-- START OF DATA LISTING --

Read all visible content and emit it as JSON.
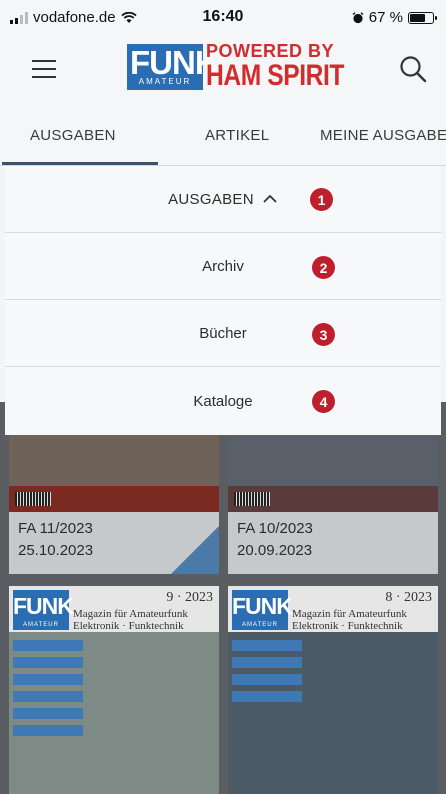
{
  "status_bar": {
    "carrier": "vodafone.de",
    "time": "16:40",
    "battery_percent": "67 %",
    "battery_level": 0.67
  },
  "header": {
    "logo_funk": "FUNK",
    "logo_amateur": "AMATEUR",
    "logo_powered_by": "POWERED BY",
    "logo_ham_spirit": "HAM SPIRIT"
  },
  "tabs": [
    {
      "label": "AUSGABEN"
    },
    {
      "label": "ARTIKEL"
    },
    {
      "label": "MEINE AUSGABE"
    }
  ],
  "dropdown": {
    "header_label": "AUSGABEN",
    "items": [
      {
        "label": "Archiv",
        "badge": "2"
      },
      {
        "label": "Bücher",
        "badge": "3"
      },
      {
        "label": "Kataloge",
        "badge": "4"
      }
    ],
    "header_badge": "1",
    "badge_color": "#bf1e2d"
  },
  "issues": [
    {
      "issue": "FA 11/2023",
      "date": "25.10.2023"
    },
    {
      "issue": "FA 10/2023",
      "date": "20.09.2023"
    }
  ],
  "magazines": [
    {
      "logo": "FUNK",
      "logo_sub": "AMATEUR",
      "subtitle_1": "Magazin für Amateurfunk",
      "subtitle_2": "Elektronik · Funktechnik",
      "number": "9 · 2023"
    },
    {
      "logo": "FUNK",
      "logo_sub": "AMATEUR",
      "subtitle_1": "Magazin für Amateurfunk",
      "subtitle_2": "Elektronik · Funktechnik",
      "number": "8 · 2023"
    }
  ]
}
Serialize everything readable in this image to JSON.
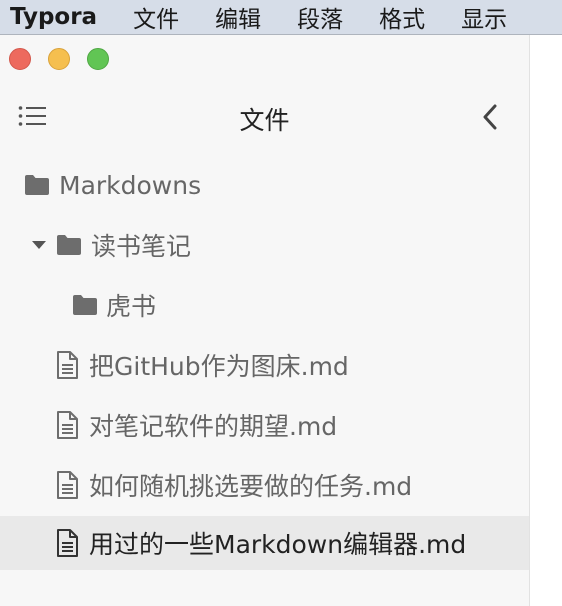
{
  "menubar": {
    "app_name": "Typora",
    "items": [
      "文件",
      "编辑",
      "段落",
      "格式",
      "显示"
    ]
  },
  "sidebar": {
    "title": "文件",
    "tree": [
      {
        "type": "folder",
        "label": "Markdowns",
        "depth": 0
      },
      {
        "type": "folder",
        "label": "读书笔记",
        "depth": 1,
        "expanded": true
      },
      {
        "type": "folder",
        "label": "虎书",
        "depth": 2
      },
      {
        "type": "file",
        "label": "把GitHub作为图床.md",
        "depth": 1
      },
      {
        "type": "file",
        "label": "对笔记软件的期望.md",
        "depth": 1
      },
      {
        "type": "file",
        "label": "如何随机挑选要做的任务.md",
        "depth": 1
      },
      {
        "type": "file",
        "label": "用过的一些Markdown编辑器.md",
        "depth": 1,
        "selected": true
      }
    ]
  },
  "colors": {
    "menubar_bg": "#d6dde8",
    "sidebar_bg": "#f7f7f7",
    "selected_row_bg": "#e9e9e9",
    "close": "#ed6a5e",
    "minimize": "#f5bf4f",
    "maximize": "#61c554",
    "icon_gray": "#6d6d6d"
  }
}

-- END OF DATA LISTING --
-- START OF DATA LISTING --

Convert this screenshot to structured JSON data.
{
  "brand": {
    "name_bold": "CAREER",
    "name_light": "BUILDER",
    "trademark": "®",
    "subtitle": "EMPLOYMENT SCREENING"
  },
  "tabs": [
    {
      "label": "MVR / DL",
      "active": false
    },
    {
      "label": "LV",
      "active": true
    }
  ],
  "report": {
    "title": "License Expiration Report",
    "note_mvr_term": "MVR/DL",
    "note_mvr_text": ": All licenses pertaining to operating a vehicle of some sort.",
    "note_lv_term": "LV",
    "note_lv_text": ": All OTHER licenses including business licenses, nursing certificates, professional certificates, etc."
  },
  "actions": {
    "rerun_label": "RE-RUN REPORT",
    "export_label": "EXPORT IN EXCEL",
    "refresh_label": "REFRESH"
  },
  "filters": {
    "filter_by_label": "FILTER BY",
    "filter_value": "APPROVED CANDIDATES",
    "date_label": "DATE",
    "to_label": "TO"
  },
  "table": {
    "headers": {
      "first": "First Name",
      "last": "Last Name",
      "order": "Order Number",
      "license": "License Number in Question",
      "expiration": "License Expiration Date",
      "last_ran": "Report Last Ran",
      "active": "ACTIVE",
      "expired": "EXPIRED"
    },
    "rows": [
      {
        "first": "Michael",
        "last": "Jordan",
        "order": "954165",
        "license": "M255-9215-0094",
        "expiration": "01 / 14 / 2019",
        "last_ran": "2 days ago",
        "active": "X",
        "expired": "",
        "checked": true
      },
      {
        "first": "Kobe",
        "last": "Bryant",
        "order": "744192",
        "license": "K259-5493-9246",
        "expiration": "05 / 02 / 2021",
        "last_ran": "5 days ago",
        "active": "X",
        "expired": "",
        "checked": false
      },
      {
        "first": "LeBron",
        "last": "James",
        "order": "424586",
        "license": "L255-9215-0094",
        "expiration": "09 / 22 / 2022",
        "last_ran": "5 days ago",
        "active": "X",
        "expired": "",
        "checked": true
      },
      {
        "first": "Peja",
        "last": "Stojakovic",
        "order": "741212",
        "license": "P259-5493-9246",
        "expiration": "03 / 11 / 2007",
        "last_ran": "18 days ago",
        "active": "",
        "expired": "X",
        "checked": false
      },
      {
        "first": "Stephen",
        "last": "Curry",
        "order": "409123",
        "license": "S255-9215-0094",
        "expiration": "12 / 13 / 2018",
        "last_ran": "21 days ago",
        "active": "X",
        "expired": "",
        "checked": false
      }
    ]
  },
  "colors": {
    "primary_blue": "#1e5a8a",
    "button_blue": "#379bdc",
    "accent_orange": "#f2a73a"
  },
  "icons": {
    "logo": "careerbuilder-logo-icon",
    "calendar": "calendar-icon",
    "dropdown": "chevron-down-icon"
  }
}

-- END OF DATA LISTING --

In the records above, locate the lines holding the word "licenses". Copy each of them.

▸ **FULL ANSWER**:
    "note_mvr_text": ": All licenses pertaining to operating a vehicle of some sort.",
    "note_lv_text": ": All OTHER licenses including business licenses, nursing certificates, professional certificates, etc."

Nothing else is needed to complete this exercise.